**STORED RECORDS**:
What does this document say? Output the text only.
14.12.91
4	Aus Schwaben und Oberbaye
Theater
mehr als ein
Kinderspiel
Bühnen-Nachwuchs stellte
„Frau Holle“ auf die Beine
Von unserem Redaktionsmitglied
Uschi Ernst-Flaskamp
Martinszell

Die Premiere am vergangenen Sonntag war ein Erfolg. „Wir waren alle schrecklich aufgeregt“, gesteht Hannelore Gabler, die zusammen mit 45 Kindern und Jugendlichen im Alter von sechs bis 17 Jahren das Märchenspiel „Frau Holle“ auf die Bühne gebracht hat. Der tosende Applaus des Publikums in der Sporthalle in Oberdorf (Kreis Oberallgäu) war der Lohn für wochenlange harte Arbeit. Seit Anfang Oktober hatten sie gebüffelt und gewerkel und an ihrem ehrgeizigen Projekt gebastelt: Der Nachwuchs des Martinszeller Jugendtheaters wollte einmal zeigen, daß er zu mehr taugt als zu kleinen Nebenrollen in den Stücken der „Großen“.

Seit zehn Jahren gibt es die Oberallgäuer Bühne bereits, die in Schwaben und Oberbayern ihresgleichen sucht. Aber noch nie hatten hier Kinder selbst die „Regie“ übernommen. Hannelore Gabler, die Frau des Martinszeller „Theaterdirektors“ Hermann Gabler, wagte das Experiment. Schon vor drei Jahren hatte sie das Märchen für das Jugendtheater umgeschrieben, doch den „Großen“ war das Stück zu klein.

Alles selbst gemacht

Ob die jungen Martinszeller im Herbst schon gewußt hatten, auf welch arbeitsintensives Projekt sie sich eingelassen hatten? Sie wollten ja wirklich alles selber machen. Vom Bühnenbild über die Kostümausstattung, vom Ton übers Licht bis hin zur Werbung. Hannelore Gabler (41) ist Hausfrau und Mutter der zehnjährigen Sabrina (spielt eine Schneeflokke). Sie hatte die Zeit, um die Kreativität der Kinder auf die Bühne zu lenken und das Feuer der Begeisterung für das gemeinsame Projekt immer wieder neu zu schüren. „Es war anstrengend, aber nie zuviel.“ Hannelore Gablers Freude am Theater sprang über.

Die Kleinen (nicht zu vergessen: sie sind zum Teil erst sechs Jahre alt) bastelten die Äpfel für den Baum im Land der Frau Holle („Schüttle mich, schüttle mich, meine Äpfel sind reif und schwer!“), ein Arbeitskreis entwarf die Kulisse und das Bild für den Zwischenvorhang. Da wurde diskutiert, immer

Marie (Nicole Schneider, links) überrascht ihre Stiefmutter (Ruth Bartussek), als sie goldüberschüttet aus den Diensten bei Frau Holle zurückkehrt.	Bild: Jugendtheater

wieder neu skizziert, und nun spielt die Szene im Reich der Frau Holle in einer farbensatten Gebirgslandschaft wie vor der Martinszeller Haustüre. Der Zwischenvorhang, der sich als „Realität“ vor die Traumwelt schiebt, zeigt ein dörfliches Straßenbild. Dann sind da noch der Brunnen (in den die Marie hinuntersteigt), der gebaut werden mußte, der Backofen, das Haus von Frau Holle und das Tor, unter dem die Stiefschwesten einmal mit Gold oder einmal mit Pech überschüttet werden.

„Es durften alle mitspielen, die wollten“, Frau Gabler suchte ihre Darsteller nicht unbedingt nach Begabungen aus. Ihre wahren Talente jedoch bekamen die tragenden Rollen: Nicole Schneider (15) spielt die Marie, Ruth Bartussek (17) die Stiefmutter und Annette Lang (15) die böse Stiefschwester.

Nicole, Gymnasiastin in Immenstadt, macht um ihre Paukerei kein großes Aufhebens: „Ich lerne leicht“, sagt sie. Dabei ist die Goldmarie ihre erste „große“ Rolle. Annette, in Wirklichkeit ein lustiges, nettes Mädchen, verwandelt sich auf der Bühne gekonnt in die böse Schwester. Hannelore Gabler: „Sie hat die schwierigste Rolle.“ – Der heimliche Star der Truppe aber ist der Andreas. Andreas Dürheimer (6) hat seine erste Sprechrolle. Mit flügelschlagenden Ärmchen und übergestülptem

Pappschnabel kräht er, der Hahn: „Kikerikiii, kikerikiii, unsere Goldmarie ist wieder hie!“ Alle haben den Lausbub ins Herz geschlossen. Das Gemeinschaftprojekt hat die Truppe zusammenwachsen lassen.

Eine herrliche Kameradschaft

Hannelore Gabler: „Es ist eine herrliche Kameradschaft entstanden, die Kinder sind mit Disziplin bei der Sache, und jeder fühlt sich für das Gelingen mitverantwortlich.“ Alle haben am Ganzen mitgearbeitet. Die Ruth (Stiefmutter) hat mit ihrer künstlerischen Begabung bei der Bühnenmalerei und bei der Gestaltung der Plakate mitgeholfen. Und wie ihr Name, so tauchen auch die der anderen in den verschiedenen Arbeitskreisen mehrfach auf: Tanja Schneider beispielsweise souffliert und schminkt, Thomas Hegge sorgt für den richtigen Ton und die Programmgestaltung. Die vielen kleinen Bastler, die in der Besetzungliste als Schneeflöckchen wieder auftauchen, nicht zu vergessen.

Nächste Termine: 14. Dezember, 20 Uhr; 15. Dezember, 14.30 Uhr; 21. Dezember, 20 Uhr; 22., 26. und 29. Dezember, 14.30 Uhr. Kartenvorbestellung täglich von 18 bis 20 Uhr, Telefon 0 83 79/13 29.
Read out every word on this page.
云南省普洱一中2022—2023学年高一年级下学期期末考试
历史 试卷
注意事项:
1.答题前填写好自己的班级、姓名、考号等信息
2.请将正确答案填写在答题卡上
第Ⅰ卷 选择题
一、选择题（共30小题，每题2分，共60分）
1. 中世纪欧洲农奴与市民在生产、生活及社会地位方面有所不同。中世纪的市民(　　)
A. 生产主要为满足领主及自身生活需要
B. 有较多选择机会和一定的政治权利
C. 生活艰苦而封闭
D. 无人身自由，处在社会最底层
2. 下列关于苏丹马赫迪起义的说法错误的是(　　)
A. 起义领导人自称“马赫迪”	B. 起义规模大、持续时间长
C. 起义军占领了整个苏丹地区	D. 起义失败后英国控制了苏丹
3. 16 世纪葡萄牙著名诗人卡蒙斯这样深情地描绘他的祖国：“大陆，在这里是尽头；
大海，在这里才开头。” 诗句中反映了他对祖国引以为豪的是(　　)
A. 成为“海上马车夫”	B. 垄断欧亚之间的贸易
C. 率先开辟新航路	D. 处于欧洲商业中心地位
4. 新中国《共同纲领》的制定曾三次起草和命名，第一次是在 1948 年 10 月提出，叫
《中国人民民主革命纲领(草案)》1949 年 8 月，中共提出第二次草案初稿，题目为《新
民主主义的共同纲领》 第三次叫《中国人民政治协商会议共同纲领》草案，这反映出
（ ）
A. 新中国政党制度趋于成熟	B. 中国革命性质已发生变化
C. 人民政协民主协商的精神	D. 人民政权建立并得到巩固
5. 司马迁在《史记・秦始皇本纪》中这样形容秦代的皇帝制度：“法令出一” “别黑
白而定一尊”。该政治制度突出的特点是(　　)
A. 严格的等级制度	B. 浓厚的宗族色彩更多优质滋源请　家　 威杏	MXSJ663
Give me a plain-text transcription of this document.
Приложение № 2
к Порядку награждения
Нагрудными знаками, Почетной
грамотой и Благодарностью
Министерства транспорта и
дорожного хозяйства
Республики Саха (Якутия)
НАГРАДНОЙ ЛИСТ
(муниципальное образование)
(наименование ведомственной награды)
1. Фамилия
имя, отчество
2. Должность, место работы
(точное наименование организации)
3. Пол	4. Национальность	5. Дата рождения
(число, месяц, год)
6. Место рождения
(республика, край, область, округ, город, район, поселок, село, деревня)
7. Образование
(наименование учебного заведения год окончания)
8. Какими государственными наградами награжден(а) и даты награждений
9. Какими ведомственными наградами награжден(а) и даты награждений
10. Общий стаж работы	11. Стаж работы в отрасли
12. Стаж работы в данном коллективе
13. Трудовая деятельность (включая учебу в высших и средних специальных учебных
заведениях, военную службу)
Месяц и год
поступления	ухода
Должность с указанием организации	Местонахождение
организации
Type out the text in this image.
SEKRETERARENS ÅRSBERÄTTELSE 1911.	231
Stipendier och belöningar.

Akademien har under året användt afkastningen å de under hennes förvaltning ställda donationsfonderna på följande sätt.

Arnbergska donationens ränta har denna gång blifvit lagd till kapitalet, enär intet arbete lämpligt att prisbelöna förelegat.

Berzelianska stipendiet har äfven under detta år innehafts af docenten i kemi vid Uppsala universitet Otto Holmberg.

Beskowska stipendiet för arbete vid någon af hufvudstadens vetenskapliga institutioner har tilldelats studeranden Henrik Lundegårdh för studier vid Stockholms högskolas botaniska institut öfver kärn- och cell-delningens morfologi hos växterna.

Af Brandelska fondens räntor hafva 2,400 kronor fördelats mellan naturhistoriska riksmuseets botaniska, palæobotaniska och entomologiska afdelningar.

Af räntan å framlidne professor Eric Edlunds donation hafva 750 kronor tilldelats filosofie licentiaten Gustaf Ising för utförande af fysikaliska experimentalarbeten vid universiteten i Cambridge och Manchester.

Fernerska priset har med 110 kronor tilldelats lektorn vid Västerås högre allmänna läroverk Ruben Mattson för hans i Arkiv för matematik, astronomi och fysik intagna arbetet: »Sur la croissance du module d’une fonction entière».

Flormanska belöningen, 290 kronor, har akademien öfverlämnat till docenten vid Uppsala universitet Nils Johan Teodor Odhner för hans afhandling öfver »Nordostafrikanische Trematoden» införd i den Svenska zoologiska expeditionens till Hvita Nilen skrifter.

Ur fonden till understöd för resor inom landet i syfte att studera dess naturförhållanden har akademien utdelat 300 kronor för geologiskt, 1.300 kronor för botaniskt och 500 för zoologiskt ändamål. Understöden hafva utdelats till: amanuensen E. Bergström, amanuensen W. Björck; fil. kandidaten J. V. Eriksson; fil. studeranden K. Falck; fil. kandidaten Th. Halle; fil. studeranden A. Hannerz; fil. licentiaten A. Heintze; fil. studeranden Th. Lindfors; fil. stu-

**INSTRUCTION**: Where a line above contains the string "this", copy that line.

**THE OUTPUT**:
What does this document say? Output the text only.
Read out every word on this page.
Give me a plain-text transcription of this document.
Type out the text in this image.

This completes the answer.